What is expected: Pictures stay out; everything else in the records below is copied exactly.

-- Raw records start --

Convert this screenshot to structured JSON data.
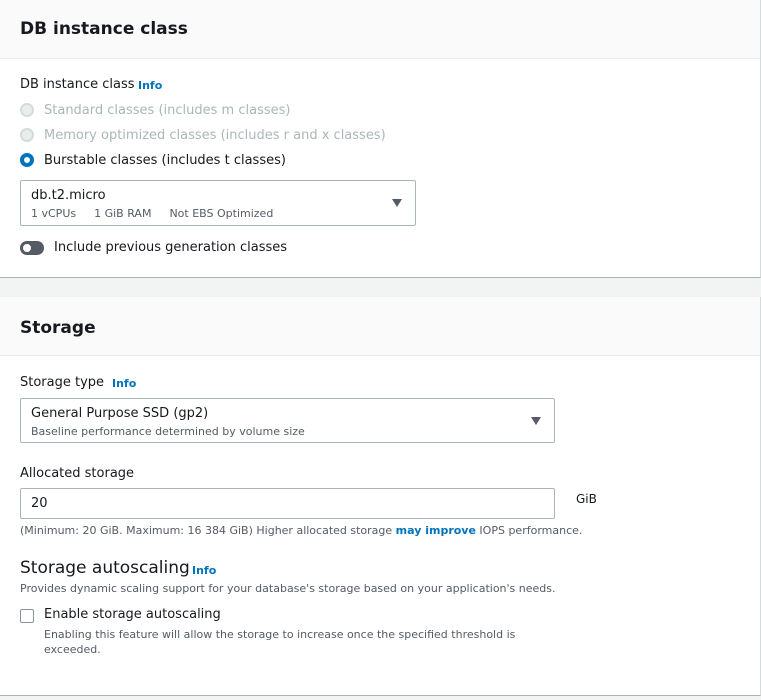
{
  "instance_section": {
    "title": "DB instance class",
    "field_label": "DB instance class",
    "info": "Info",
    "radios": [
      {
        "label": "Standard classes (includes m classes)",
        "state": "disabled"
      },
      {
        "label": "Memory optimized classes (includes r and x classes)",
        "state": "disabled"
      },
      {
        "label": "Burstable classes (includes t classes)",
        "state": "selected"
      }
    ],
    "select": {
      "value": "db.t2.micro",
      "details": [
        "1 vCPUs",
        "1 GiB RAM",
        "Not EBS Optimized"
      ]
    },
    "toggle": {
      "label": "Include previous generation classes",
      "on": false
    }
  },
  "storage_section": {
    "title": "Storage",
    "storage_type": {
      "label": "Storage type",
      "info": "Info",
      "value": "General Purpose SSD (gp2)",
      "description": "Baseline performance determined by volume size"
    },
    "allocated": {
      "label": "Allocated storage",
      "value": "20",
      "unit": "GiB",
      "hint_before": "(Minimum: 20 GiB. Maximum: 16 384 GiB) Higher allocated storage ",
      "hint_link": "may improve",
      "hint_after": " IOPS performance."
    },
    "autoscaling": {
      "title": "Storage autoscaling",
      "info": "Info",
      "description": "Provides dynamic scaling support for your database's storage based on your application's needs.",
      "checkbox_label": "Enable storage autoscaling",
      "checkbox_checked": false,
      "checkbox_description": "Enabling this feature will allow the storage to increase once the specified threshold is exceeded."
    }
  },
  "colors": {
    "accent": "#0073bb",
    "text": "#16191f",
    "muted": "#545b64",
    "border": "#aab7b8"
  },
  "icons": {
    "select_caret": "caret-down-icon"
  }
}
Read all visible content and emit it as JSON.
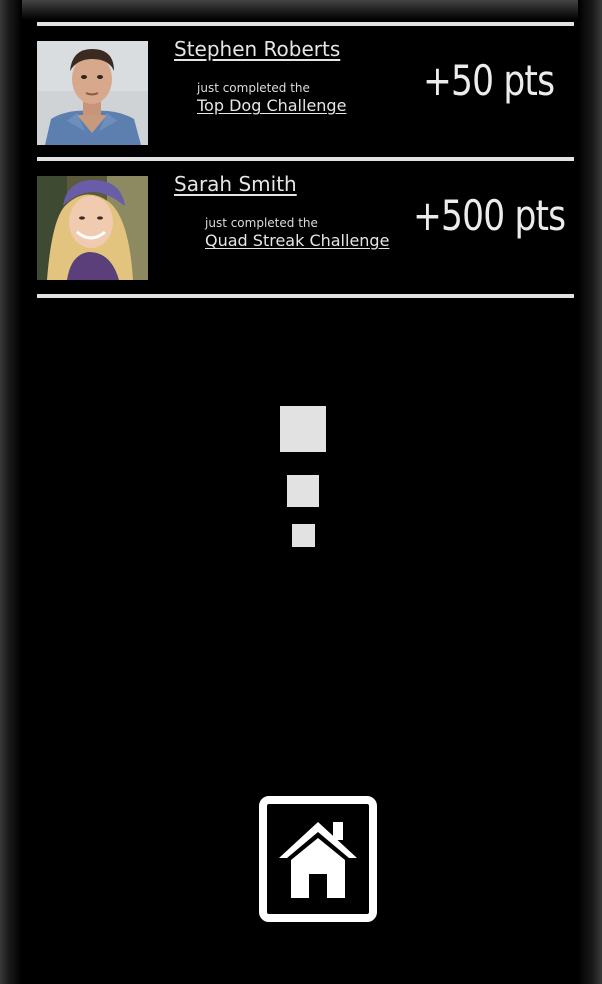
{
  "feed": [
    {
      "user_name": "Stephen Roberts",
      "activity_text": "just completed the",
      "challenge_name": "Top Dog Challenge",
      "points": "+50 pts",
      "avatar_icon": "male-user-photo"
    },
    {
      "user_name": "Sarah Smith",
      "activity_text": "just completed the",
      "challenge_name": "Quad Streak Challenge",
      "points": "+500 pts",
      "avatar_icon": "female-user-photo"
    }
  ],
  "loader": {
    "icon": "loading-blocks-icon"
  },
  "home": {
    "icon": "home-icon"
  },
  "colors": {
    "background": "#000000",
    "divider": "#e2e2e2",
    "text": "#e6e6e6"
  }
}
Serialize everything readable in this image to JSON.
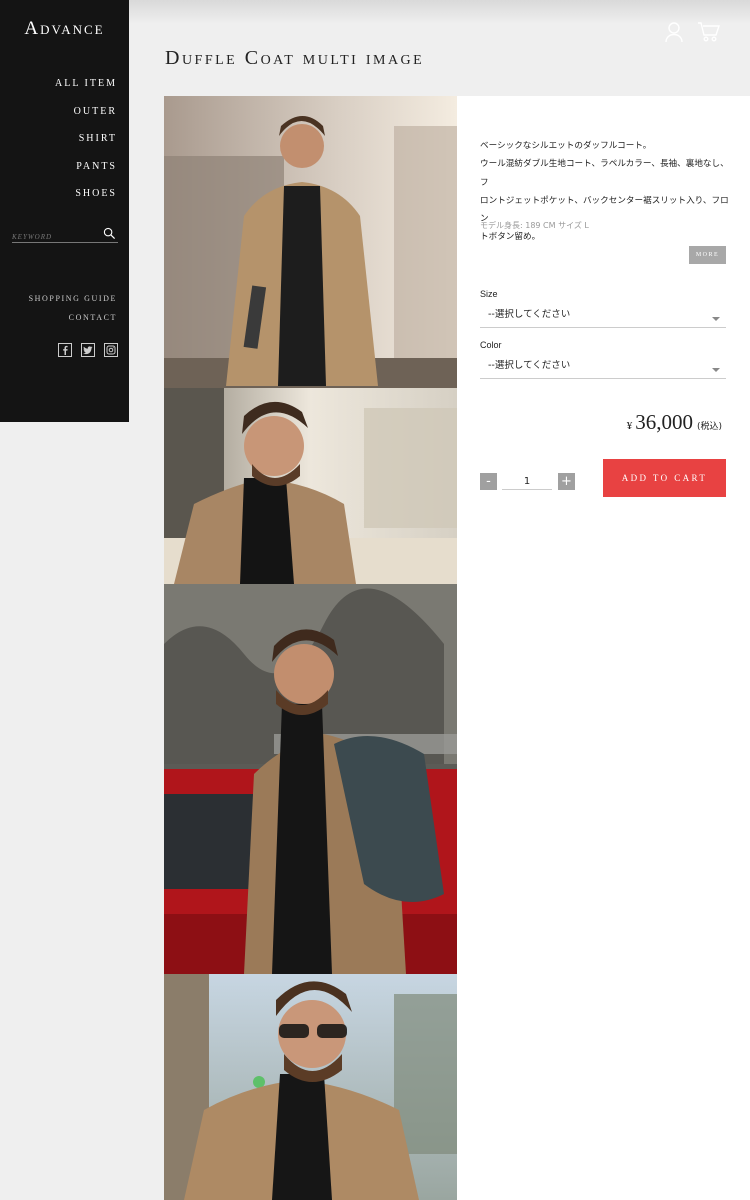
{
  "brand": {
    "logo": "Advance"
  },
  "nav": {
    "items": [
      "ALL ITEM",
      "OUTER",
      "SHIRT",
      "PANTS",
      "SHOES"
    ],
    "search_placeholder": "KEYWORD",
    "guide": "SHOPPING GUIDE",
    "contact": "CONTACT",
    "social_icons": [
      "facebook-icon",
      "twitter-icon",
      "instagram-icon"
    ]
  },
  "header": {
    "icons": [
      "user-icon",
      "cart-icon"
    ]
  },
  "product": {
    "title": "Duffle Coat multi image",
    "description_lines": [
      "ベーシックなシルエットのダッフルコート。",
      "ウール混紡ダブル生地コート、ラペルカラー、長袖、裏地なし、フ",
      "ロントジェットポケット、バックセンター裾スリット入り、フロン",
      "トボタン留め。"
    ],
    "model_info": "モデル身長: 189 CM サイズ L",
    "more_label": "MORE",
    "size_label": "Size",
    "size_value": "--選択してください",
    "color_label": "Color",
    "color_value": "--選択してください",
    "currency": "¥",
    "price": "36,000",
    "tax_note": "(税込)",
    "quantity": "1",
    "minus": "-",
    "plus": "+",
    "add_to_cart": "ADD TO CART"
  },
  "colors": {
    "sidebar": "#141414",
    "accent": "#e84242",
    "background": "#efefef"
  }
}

-- Raw records end --

Finished exercise:
Convert this screenshot to structured JSON data.
{
  "instance_section": {
    "title": "DB instance class",
    "field_label": "DB instance class",
    "info": "Info",
    "radios": [
      {
        "label": "Standard classes (includes m classes)",
        "state": "disabled"
      },
      {
        "label": "Memory optimized classes (includes r and x classes)",
        "state": "disabled"
      },
      {
        "label": "Burstable classes (includes t classes)",
        "state": "selected"
      }
    ],
    "select": {
      "value": "db.t2.micro",
      "details": [
        "1 vCPUs",
        "1 GiB RAM",
        "Not EBS Optimized"
      ]
    },
    "toggle": {
      "label": "Include previous generation classes",
      "on": false
    }
  },
  "storage_section": {
    "title": "Storage",
    "storage_type": {
      "label": "Storage type",
      "info": "Info",
      "value": "General Purpose SSD (gp2)",
      "description": "Baseline performance determined by volume size"
    },
    "allocated": {
      "label": "Allocated storage",
      "value": "20",
      "unit": "GiB",
      "hint_before": "(Minimum: 20 GiB. Maximum: 16 384 GiB) Higher allocated storage ",
      "hint_link": "may improve",
      "hint_after": " IOPS performance."
    },
    "autoscaling": {
      "title": "Storage autoscaling",
      "info": "Info",
      "description": "Provides dynamic scaling support for your database's storage based on your application's needs.",
      "checkbox_label": "Enable storage autoscaling",
      "checkbox_checked": false,
      "checkbox_description": "Enabling this feature will allow the storage to increase once the specified threshold is exceeded."
    }
  },
  "colors": {
    "accent": "#0073bb",
    "text": "#16191f",
    "muted": "#545b64",
    "border": "#aab7b8"
  },
  "icons": {
    "select_caret": "caret-down-icon"
  }
}
Read all visible content and emit it as JSON.
{
  "feed": [
    {
      "user_name": "Stephen Roberts",
      "activity_text": "just completed the",
      "challenge_name": "Top Dog Challenge",
      "points": "+50 pts",
      "avatar_icon": "male-user-photo"
    },
    {
      "user_name": "Sarah Smith",
      "activity_text": "just completed the",
      "challenge_name": "Quad Streak Challenge",
      "points": "+500 pts",
      "avatar_icon": "female-user-photo"
    }
  ],
  "loader": {
    "icon": "loading-blocks-icon"
  },
  "home": {
    "icon": "home-icon"
  },
  "colors": {
    "background": "#000000",
    "divider": "#e2e2e2",
    "text": "#e6e6e6"
  }
}
Serialize everything readable in this image to JSON.
{
  "brand": {
    "logo": "Advance"
  },
  "nav": {
    "items": [
      "ALL ITEM",
      "OUTER",
      "SHIRT",
      "PANTS",
      "SHOES"
    ],
    "search_placeholder": "KEYWORD",
    "guide": "SHOPPING GUIDE",
    "contact": "CONTACT",
    "social_icons": [
      "facebook-icon",
      "twitter-icon",
      "instagram-icon"
    ]
  },
  "header": {
    "icons": [
      "user-icon",
      "cart-icon"
    ]
  },
  "product": {
    "title": "Duffle Coat multi image",
    "description_lines": [
      "ベーシックなシルエットのダッフルコート。",
      "ウール混紡ダブル生地コート、ラペルカラー、長袖、裏地なし、フ",
      "ロントジェットポケット、バックセンター裾スリット入り、フロン",
      "トボタン留め。"
    ],
    "model_info": "モデル身長: 189 CM サイズ L",
    "more_label": "MORE",
    "size_label": "Size",
    "size_value": "--選択してください",
    "color_label": "Color",
    "color_value": "--選択してください",
    "currency": "¥",
    "price": "36,000",
    "tax_note": "(税込)",
    "quantity": "1",
    "minus": "-",
    "plus": "+",
    "add_to_cart": "ADD TO CART"
  },
  "colors": {
    "sidebar": "#141414",
    "accent": "#e84242",
    "background": "#efefef"
  }
}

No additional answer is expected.